■ **Short task**
Copy out every line of the records where the string "Daily" occurs.

***** The input

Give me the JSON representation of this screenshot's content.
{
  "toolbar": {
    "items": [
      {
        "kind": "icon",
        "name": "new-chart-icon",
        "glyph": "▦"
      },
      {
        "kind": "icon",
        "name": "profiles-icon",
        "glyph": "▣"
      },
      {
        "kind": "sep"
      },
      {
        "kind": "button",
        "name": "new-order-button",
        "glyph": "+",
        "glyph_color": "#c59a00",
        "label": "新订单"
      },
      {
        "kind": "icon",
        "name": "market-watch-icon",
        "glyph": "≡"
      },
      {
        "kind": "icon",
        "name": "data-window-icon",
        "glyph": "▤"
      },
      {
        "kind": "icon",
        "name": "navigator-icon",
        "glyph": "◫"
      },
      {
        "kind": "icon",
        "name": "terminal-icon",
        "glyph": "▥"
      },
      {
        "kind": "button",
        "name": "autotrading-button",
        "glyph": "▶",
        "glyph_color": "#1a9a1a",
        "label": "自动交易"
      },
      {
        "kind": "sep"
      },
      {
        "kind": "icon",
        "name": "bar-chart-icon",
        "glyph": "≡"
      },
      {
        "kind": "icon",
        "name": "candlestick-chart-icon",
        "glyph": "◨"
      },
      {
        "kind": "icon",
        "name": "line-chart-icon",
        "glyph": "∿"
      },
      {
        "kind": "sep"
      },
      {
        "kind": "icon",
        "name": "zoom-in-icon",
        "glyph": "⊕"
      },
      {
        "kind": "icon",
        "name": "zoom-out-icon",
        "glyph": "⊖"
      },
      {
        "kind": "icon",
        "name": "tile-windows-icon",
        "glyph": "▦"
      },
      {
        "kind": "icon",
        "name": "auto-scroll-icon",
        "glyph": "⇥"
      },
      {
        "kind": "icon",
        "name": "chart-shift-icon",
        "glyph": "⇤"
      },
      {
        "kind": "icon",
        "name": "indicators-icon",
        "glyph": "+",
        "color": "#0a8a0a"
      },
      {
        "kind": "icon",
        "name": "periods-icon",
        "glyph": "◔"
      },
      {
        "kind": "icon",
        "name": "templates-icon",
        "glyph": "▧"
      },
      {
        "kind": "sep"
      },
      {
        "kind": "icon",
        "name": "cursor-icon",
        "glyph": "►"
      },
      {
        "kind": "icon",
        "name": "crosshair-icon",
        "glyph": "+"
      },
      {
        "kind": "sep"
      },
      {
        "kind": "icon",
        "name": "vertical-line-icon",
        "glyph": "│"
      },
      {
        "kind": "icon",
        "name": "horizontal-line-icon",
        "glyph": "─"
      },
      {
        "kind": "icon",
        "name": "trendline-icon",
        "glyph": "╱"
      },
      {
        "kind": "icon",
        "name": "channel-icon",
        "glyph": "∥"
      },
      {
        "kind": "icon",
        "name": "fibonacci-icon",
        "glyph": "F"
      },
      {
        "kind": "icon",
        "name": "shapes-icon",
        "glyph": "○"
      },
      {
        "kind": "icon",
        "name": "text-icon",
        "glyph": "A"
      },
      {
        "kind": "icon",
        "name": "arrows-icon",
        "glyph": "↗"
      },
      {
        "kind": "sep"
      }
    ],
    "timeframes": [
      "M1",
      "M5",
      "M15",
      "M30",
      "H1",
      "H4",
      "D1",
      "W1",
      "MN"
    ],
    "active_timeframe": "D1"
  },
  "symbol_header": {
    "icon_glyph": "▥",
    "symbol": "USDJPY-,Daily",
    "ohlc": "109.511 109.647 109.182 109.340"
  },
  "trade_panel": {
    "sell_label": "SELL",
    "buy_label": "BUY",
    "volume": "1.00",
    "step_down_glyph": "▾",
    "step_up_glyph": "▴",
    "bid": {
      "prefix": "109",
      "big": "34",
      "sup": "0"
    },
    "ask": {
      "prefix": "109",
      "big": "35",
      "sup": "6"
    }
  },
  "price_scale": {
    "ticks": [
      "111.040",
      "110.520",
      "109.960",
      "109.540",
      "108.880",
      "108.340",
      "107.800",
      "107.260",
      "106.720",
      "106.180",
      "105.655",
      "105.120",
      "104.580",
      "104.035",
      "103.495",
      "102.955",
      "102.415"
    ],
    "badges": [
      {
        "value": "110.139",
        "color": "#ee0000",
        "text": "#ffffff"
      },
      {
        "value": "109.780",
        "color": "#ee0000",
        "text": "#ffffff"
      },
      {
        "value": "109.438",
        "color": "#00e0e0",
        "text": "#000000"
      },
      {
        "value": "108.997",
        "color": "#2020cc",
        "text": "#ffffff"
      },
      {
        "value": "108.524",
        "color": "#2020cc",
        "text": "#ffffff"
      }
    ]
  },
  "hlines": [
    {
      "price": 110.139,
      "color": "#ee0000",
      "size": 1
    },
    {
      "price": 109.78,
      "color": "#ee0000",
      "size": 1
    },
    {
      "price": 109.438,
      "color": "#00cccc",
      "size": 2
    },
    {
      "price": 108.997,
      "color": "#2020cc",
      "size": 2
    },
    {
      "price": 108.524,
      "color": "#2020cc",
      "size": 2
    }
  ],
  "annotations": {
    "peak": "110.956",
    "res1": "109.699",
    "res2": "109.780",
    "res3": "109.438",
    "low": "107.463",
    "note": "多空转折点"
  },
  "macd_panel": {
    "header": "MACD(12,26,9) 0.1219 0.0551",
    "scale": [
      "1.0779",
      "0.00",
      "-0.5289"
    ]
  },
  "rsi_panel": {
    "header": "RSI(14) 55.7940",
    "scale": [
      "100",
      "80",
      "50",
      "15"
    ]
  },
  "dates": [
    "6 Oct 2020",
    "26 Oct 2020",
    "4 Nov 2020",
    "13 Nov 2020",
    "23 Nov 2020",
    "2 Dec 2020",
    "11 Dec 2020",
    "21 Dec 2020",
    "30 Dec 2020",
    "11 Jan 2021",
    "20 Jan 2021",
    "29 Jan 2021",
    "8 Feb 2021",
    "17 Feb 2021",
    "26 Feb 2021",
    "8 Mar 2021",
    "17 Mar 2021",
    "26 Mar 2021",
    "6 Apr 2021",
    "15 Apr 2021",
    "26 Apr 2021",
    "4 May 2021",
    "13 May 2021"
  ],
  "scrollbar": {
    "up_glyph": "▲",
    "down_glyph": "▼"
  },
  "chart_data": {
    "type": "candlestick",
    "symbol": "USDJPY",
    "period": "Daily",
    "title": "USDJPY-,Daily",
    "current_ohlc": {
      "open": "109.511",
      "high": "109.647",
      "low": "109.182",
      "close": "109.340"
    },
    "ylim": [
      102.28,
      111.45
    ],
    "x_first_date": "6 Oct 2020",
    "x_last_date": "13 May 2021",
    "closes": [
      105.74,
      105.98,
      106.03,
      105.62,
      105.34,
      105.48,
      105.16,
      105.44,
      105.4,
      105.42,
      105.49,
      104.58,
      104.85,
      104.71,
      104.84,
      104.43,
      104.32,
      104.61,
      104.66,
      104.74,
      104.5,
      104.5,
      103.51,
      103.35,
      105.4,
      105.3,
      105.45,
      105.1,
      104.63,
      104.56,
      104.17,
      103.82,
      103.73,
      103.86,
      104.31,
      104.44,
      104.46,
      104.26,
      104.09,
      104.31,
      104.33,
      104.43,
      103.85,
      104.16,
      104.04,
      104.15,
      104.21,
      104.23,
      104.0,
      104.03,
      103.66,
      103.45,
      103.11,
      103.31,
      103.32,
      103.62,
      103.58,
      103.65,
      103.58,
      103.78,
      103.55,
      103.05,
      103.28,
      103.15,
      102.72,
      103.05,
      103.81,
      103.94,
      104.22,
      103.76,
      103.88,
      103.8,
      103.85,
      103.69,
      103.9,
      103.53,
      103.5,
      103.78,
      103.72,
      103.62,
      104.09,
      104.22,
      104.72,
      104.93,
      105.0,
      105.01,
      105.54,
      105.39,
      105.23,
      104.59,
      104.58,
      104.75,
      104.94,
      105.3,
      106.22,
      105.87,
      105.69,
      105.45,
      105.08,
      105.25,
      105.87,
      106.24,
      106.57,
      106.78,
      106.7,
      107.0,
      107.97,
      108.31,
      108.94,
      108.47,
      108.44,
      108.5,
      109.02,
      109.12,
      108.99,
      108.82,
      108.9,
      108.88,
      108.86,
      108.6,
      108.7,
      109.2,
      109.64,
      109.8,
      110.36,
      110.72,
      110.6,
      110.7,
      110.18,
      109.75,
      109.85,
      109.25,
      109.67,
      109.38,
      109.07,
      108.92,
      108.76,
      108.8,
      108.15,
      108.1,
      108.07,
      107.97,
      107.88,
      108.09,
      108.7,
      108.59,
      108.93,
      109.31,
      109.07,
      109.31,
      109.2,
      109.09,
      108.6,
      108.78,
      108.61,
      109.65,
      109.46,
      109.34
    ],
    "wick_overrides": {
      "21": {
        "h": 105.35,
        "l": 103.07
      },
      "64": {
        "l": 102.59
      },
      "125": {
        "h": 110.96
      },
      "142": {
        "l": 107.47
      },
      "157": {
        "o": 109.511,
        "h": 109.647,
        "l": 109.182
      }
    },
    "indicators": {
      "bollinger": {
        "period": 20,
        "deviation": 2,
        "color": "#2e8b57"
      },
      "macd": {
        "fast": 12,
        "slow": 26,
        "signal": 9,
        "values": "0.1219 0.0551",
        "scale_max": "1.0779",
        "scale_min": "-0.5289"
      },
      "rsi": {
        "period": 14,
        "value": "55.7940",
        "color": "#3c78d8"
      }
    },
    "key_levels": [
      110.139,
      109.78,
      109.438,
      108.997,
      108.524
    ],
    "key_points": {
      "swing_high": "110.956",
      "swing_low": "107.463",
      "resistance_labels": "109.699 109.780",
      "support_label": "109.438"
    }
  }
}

**********

■ **Solution below**
    "symbol": "USDJPY-,Daily",
    "period": "Daily",
    "title": "USDJPY-,Daily",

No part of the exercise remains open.